- WRITTEN EXERCISE
Copy each line exactly.

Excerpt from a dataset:
□ □ □ □

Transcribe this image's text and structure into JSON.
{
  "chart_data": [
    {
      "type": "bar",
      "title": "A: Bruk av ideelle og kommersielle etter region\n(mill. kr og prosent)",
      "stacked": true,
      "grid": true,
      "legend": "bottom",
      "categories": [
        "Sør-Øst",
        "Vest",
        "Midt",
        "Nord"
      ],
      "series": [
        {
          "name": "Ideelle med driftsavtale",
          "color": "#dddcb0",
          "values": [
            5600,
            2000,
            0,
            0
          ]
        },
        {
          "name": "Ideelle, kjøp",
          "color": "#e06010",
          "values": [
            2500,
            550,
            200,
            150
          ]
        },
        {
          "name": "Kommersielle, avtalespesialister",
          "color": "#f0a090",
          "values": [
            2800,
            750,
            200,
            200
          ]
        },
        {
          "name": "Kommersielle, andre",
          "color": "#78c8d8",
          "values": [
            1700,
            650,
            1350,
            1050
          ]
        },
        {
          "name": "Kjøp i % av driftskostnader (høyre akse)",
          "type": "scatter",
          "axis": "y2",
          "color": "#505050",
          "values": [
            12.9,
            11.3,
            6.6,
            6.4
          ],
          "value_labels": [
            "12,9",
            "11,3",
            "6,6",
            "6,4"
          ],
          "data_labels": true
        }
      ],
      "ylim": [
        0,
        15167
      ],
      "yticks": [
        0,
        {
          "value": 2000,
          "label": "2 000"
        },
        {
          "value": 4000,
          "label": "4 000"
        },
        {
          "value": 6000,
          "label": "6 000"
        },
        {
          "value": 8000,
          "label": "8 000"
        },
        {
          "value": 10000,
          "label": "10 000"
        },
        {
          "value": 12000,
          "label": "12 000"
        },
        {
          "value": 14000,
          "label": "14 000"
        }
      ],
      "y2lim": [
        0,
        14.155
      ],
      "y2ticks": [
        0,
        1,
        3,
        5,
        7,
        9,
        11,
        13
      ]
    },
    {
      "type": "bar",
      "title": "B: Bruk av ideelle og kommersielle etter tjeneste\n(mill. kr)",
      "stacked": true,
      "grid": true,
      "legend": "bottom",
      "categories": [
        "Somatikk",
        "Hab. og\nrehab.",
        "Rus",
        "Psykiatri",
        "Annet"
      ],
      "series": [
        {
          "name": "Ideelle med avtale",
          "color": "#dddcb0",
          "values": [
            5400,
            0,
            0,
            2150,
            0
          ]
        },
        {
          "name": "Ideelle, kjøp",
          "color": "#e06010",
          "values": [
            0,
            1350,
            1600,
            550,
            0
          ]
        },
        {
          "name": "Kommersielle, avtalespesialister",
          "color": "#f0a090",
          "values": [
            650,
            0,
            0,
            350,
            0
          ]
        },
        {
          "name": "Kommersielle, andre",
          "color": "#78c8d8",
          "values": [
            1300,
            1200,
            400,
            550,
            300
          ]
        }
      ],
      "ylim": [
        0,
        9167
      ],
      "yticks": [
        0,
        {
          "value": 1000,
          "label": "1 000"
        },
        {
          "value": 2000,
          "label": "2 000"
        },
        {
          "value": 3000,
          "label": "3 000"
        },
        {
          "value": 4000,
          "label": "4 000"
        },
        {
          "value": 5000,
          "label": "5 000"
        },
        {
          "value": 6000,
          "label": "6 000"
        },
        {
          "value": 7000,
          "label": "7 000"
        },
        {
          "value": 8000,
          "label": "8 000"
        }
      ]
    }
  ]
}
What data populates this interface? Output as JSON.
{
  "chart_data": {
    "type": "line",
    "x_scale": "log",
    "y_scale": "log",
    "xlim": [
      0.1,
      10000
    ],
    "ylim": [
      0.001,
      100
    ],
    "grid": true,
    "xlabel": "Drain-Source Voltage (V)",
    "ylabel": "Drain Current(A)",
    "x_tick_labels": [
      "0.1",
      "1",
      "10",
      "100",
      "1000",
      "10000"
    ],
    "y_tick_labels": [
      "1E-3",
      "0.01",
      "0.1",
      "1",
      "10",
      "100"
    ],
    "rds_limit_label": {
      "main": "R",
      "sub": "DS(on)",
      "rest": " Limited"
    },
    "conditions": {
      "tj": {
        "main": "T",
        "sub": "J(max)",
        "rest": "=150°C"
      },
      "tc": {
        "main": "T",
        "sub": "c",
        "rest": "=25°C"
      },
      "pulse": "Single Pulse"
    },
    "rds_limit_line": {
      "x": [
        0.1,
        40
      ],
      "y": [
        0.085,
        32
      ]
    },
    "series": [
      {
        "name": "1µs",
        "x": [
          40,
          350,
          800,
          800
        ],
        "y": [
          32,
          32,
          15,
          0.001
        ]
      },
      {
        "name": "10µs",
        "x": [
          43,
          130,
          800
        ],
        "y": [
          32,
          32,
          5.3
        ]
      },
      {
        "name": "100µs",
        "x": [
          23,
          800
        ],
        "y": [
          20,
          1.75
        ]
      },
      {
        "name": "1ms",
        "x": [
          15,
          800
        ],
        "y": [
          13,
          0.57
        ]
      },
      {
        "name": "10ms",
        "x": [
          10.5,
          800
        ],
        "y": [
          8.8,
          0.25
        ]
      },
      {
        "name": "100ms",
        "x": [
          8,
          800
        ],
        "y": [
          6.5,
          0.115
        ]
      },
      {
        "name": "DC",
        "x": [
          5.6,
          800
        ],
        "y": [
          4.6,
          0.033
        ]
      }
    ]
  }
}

□ □ □ □

- RESPONSE
Transcribe this image's text and structure into JSON.
{
  "chart_data": [
    {
      "type": "bar",
      "title": "A: Bruk av ideelle og kommersielle etter region\n(mill. kr og prosent)",
      "stacked": true,
      "grid": true,
      "legend": "bottom",
      "categories": [
        "Sør-Øst",
        "Vest",
        "Midt",
        "Nord"
      ],
      "series": [
        {
          "name": "Ideelle med driftsavtale",
          "color": "#dddcb0",
          "values": [
            5600,
            2000,
            0,
            0
          ]
        },
        {
          "name": "Ideelle, kjøp",
          "color": "#e06010",
          "values": [
            2500,
            550,
            200,
            150
          ]
        },
        {
          "name": "Kommersielle, avtalespesialister",
          "color": "#f0a090",
          "values": [
            2800,
            750,
            200,
            200
          ]
        },
        {
          "name": "Kommersielle, andre",
          "color": "#78c8d8",
          "values": [
            1700,
            650,
            1350,
            1050
          ]
        },
        {
          "name": "Kjøp i % av driftskostnader (høyre akse)",
          "type": "scatter",
          "axis": "y2",
          "color": "#505050",
          "values": [
            12.9,
            11.3,
            6.6,
            6.4
          ],
          "value_labels": [
            "12,9",
            "11,3",
            "6,6",
            "6,4"
          ],
          "data_labels": true
        }
      ],
      "ylim": [
        0,
        15167
      ],
      "yticks": [
        0,
        {
          "value": 2000,
          "label": "2 000"
        },
        {
          "value": 4000,
          "label": "4 000"
        },
        {
          "value": 6000,
          "label": "6 000"
        },
        {
          "value": 8000,
          "label": "8 000"
        },
        {
          "value": 10000,
          "label": "10 000"
        },
        {
          "value": 12000,
          "label": "12 000"
        },
        {
          "value": 14000,
          "label": "14 000"
        }
      ],
      "y2lim": [
        0,
        14.155
      ],
      "y2ticks": [
        0,
        1,
        3,
        5,
        7,
        9,
        11,
        13
      ]
    },
    {
      "type": "bar",
      "title": "B: Bruk av ideelle og kommersielle etter tjeneste\n(mill. kr)",
      "stacked": true,
      "grid": true,
      "legend": "bottom",
      "categories": [
        "Somatikk",
        "Hab. og\nrehab.",
        "Rus",
        "Psykiatri",
        "Annet"
      ],
      "series": [
        {
          "name": "Ideelle med avtale",
          "color": "#dddcb0",
          "values": [
            5400,
            0,
            0,
            2150,
            0
          ]
        },
        {
          "name": "Ideelle, kjøp",
          "color": "#e06010",
          "values": [
            0,
            1350,
            1600,
            550,
            0
          ]
        },
        {
          "name": "Kommersielle, avtalespesialister",
          "color": "#f0a090",
          "values": [
            650,
            0,
            0,
            350,
            0
          ]
        },
        {
          "name": "Kommersielle, andre",
          "color": "#78c8d8",
          "values": [
            1300,
            1200,
            400,
            550,
            300
          ]
        }
      ],
      "ylim": [
        0,
        9167
      ],
      "yticks": [
        0,
        {
          "value": 1000,
          "label": "1 000"
        },
        {
          "value": 2000,
          "label": "2 000"
        },
        {
          "value": 3000,
          "label": "3 000"
        },
        {
          "value": 4000,
          "label": "4 000"
        },
        {
          "value": 5000,
          "label": "5 000"
        },
        {
          "value": 6000,
          "label": "6 000"
        },
        {
          "value": 7000,
          "label": "7 000"
        },
        {
          "value": 8000,
          "label": "8 000"
        }
      ]
    }
  ]
}
What data populates this interface? Output as JSON.
{
  "chart_data": {
    "type": "line",
    "x_scale": "log",
    "y_scale": "log",
    "xlim": [
      0.1,
      10000
    ],
    "ylim": [
      0.001,
      100
    ],
    "grid": true,
    "xlabel": "Drain-Source Voltage (V)",
    "ylabel": "Drain Current(A)",
    "x_tick_labels": [
      "0.1",
      "1",
      "10",
      "100",
      "1000",
      "10000"
    ],
    "y_tick_labels": [
      "1E-3",
      "0.01",
      "0.1",
      "1",
      "10",
      "100"
    ],
    "rds_limit_label": {
      "main": "R",
      "sub": "DS(on)",
      "rest": " Limited"
    },
    "conditions": {
      "tj": {
        "main": "T",
        "sub": "J(max)",
        "rest": "=150°C"
      },
      "tc": {
        "main": "T",
        "sub": "c",
        "rest": "=25°C"
      },
      "pulse": "Single Pulse"
    },
    "rds_limit_line": {
      "x": [
        0.1,
        40
      ],
      "y": [
        0.085,
        32
      ]
    },
    "series": [
      {
        "name": "1µs",
        "x": [
          40,
          350,
          800,
          800
        ],
        "y": [
          32,
          32,
          15,
          0.001
        ]
      },
      {
        "name": "10µs",
        "x": [
          43,
          130,
          800
        ],
        "y": [
          32,
          32,
          5.3
        ]
      },
      {
        "name": "100µs",
        "x": [
          23,
          800
        ],
        "y": [
          20,
          1.75
        ]
      },
      {
        "name": "1ms",
        "x": [
          15,
          800
        ],
        "y": [
          13,
          0.57
        ]
      },
      {
        "name": "10ms",
        "x": [
          10.5,
          800
        ],
        "y": [
          8.8,
          0.25
        ]
      },
      {
        "name": "100ms",
        "x": [
          8,
          800
        ],
        "y": [
          6.5,
          0.115
        ]
      },
      {
        "name": "DC",
        "x": [
          5.6,
          800
        ],
        "y": [
          4.6,
          0.033
        ]
      }
    ]
  }
}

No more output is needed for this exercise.